» SOURCE PASSAGE:
Remove duplicates considering orientation?

Hi,

Suggestion for remove duplicates - it would be useful to have an option for remove duplicates where particles are removed if and only if both the coordinates and the orientations match within certain specified limits.

This would be useful in certain circumstances after classifying symmetry-expanded particles - where I want to rotate a certain class to match another (using volume alignment tools) prior to local refinement, but in so doing some percentage of the particles now match in both position and orientation, screwing up downstream refinement.

Currently, removing duplicates in this scenario would undo symmetry expansion, removing the particles I want as well as the problem set - so some way to take orientation into account during remove duplicates would be helpful.

Cheers
Oli

Hi @olibclarke,

We have a couple questions:

  1. Would you be able to provide more context/motivation to the problem?
  2. What purpose does the rotation step serve in this workflow?
  3. How would you approach picking which particle(s) to keep and which to throw away given only their alignments?
  4. Does this by chance have to deal with teasing out symmetry mismatch in a particle?

Best,
Kye

1 Like

Hi Kye,

The key here is point 2 I think:

  1. What purpose does the rotation step serve in this workflow?

The rotation step is to match classes (after classifying sym expanded particles) which are identical except for a rotation around the symmetry axis. Some of the particles in these two matched classes will be ~identical (both in terms of the particle and orientation), and I would like to remove these, while keeping the rest. It is true that if classification were perfect, these two classes would have 100% overlap, and this would be unnecessary - but classification is stochastic, so we still derive some benefit from combining these permuted classes. In general I wonder if some better bookkeeping for sym expanded particles might be helpful - right now dealing with which particles are duplicates (as originally picked) vs duplicates (sym expanded copies) is not as straightforward as it could be.

» EXTRACTED RECORDS:
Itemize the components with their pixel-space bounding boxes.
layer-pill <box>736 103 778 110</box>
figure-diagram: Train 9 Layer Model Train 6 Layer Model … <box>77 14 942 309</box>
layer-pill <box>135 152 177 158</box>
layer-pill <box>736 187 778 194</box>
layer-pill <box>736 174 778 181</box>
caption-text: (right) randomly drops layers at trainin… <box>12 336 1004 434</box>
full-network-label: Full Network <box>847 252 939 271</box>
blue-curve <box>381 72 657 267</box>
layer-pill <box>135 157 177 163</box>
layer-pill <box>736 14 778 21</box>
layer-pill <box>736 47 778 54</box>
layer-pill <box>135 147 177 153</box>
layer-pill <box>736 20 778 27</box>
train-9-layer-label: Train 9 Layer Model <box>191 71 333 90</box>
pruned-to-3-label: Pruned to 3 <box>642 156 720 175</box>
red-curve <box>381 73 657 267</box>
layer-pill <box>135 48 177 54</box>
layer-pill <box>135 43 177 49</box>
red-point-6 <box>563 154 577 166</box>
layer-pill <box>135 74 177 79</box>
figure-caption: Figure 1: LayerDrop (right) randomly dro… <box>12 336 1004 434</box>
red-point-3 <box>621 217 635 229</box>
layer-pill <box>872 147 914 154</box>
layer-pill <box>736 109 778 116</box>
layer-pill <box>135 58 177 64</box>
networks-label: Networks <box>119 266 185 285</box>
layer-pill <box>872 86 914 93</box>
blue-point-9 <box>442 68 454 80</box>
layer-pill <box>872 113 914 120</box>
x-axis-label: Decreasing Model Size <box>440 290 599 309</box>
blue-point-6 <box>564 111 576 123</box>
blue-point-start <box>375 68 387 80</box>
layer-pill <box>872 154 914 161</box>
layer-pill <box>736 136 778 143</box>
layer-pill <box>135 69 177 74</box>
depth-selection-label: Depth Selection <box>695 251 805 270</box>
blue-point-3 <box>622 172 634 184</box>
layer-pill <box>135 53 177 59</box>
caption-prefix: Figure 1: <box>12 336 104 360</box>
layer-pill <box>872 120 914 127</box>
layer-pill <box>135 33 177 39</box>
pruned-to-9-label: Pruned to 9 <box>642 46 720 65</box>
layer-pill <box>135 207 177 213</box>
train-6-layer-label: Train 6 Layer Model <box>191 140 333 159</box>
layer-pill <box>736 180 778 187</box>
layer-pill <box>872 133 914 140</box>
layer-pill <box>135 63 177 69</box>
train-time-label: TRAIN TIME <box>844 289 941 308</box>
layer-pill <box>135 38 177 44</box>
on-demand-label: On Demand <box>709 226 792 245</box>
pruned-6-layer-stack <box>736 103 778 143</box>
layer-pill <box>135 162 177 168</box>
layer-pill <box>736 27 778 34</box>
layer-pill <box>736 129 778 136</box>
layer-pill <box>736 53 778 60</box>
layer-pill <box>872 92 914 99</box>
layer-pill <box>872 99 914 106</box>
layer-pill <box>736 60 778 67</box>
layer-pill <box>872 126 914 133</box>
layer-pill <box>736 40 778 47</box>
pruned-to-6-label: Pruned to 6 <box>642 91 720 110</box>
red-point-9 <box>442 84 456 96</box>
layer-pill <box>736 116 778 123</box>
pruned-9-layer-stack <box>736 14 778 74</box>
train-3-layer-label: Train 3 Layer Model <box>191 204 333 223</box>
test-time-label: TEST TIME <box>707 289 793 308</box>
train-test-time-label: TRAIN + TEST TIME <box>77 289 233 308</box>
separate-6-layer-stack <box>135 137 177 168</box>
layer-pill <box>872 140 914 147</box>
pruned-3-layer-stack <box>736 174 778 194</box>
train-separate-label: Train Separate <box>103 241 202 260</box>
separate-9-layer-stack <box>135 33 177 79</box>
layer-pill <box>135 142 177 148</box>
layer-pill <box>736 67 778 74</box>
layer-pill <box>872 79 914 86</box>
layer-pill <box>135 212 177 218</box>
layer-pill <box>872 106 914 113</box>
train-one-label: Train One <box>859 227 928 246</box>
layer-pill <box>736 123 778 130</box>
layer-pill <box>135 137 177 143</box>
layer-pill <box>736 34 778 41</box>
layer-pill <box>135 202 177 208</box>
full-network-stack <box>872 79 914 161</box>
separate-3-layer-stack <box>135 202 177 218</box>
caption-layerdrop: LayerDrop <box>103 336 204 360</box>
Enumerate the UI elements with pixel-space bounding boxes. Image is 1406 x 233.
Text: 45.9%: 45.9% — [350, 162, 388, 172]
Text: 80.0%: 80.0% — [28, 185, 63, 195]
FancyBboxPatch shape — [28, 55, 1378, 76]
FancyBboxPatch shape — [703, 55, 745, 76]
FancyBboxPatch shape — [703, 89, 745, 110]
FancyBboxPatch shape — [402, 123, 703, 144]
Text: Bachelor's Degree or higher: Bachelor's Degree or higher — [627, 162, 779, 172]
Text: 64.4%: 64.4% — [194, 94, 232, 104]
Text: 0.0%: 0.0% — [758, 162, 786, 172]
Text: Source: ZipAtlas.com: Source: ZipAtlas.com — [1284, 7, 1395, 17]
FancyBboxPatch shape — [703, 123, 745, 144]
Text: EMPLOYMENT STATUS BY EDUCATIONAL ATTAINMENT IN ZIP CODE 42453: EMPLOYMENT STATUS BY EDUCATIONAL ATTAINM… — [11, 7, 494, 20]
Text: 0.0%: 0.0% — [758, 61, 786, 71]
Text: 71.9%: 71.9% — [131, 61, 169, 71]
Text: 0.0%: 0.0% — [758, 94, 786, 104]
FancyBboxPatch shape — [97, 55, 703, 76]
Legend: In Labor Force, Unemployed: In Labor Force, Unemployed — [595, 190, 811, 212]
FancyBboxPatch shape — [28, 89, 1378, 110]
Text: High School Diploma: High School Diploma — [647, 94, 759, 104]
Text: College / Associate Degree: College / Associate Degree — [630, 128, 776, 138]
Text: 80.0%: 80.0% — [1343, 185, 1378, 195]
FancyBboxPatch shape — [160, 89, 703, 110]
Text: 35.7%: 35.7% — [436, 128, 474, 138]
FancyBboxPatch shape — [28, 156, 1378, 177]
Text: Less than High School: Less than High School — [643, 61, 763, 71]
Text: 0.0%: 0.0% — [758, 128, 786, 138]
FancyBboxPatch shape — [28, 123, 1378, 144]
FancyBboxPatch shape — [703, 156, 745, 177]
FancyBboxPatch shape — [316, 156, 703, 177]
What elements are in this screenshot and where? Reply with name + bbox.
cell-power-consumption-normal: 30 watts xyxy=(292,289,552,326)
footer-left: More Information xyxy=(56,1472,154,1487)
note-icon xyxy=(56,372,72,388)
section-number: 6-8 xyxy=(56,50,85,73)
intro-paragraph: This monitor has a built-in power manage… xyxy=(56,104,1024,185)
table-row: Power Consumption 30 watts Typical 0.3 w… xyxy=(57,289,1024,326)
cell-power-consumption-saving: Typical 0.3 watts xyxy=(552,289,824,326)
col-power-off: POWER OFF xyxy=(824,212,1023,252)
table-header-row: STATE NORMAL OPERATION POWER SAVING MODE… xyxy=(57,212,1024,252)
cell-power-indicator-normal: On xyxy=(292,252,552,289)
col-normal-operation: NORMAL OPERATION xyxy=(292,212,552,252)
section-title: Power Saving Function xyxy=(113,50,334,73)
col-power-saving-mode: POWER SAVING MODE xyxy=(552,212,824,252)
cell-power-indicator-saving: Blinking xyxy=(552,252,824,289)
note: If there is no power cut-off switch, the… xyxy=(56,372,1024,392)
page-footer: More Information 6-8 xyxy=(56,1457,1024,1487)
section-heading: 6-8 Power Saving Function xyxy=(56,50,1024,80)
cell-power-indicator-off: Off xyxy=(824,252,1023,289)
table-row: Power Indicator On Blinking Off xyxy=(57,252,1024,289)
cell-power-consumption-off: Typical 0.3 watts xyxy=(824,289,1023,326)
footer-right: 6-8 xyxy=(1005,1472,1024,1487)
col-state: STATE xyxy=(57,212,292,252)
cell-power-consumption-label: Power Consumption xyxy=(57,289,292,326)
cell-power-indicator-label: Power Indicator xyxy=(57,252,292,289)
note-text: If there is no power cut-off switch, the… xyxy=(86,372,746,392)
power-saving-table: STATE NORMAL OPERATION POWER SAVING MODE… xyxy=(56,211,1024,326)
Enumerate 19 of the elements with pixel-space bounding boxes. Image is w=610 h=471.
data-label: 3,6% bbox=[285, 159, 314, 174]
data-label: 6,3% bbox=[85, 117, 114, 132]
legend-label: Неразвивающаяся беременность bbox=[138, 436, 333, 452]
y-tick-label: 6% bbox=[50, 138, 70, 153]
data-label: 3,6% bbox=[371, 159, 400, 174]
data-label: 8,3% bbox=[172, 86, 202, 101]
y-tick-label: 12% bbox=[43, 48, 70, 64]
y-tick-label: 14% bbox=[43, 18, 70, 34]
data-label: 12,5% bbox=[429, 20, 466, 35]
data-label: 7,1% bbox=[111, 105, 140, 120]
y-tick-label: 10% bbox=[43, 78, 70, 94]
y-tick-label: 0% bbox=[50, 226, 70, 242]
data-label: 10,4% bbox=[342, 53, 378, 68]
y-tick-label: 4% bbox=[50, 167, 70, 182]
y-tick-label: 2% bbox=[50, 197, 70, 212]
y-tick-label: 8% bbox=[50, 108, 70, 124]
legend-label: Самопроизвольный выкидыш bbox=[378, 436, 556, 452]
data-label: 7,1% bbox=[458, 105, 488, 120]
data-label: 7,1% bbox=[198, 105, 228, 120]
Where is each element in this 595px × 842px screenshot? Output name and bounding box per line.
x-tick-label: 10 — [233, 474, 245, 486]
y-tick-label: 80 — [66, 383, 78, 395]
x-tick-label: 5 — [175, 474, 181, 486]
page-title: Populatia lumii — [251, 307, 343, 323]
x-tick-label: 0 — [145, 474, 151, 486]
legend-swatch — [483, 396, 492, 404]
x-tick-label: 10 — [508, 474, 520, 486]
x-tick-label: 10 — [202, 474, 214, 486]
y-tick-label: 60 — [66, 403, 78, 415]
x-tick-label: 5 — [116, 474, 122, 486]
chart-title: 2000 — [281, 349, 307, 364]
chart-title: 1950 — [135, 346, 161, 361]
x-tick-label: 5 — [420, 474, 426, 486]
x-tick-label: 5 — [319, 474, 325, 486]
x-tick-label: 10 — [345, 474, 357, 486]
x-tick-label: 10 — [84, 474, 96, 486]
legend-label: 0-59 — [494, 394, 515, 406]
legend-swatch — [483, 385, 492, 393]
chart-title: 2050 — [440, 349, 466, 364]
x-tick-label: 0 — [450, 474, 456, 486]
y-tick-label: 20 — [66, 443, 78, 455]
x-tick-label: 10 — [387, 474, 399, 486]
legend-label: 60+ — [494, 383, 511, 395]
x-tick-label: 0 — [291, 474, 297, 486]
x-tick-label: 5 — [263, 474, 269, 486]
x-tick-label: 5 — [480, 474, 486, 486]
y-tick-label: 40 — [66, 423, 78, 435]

» WHAT THIS EXERCISE ASKS:
1. Answer these questions from the thread on removing duplicates:
(a) In the suggested option, which two things must match within specified limits before particles are removed?
(b) What tools does the original poster use to rotate one class to match another?
(c) In the later reply, what property of classification explains why combining the permuted classes still helps?
2. In the thread on removing duplicates, substitute "map alignment tools" for "volume alignment tools" and write out the part that opens with the words containing "Suggestion for remove" and closes with "would be helpful.".

» TASK-BY-TASK ANSWERS:
1.
(a) Both the coordinates and the orientations.
(b) Volume alignment tools.
(c) Classification is stochastic.

2.
Suggestion for remove duplicates - it would be useful to have an option for remove duplicates where particles are removed if and only if both the coordinates and the orientations match within certain specified limits.

This would be useful in certain circumstances after classifying symmetry-expanded particles - where I want to rotate a certain class to match another (using map alignment tools) prior to local refinement, but in so doing some percentage of the particles now match in both position and orientation, screwing up downstream refinement.

Currently, removing duplicates in this scenario would undo symmetry expansion, removing the particles I want as well as the problem set - so some way to take orientation into account during remove duplicates would be helpful.